* **Task description**: Leave out the images; return the rest of the data exactly.

* **Record set**:
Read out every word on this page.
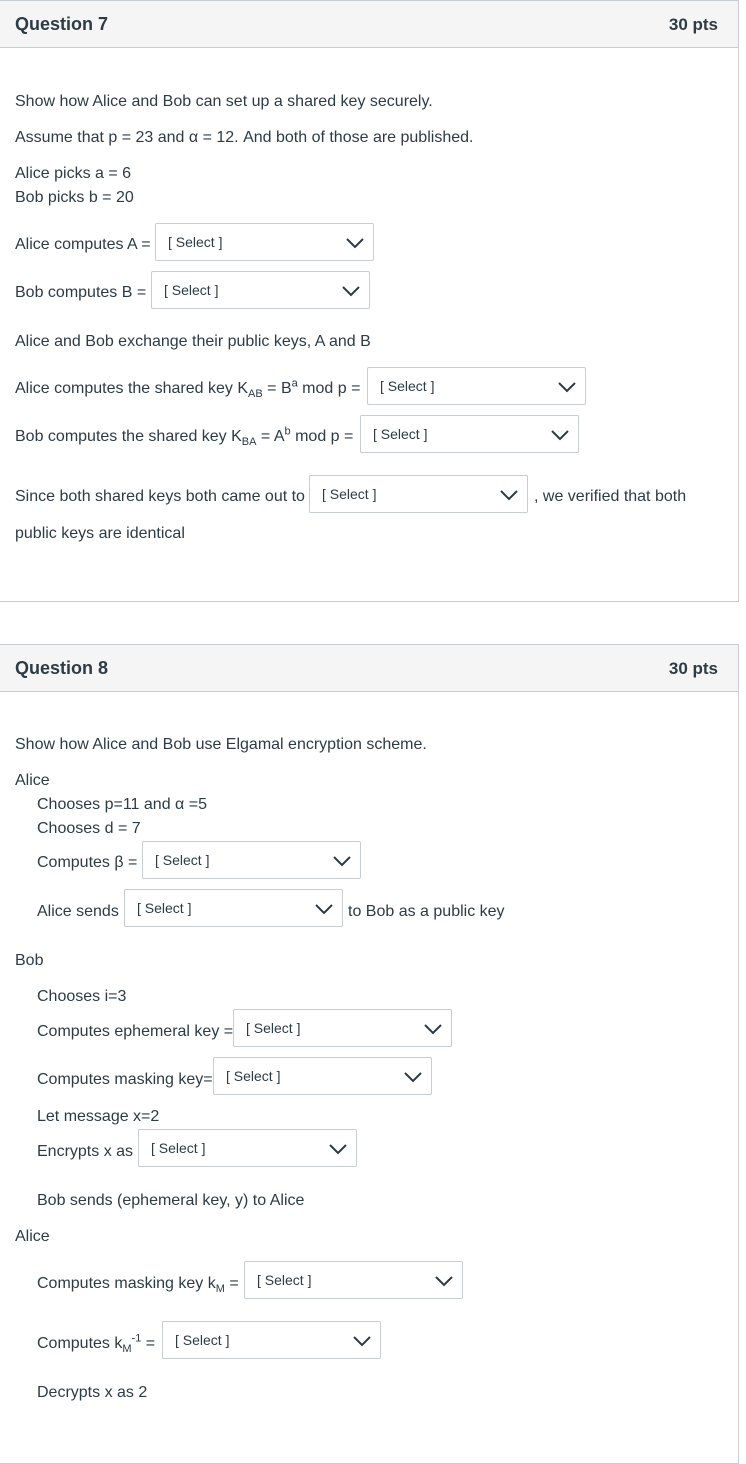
Question 7	30 pts
Show how Alice and Bob can set up a shared key securely.
Assume that p = 23 and α = 12. And both of those are published.
Alice picks a = 6
Bob picks b = 20
Alice computes A = [ Select ]
Bob computes B = [ Select ]
Alice and Bob exchange their public keys, A and B
Alice computes the shared key $K_{AB} = B^a$ mod p = [ Select ]
Bob computes the shared key $K_{BA} = A^b$ mod p = [ Select ]
Since both shared keys both came out to [ Select ]	, we verified that both
public keys are identical
Question 8	30 pts
Show how Alice and Bob use Elgamal encryption scheme.
Alice
Chooses p=11 and α =5
Chooses d = 7
Computes β = [ Select ]
Alice sends [ Select ]	to Bob as a public key
Bob
Chooses i=3
Computes ephemeral key = [ Select ]
Computes masking key= [ Select ]
Let message x=2
Encrypts x as [ Select ]
Bob sends (ephemeral key, y) to Alice
Alice
Computes masking key $k_M$ = [ Select ]
Computes $k_M^{-1}$ = [ Select ]
Decrypts x as 2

* **Output for this exercise**:
Read out every word on this page.
Question 7	30 pts
Show how Alice and Bob can set up a shared key securely.
Assume that p = 23 and α = 12. And both of those are published.
Alice picks a = 6
Bob picks b = 20
Alice computes A = [ Select ]
Bob computes B = [ Select ]
Alice and Bob exchange their public keys, A and B
Alice computes the shared key $K_{AB} = B^a$ mod p = [ Select ]
Bob computes the shared key $K_{BA} = A^b$ mod p = [ Select ]
Since both shared keys both came out to [ Select ]	, we verified that both
public keys are identical
Question 8	30 pts
Show how Alice and Bob use Elgamal encryption scheme.
Alice
Chooses p=11 and α =5
Chooses d = 7
Computes β = [ Select ]
Alice sends [ Select ]	to Bob as a public key
Bob
Chooses i=3
Computes ephemeral key = [ Select ]
Computes masking key= [ Select ]
Let message x=2
Encrypts x as [ Select ]
Bob sends (ephemeral key, y) to Alice
Alice
Computes masking key $k_M$ = [ Select ]
Computes $k_M^{-1}$ = [ Select ]
Decrypts x as 2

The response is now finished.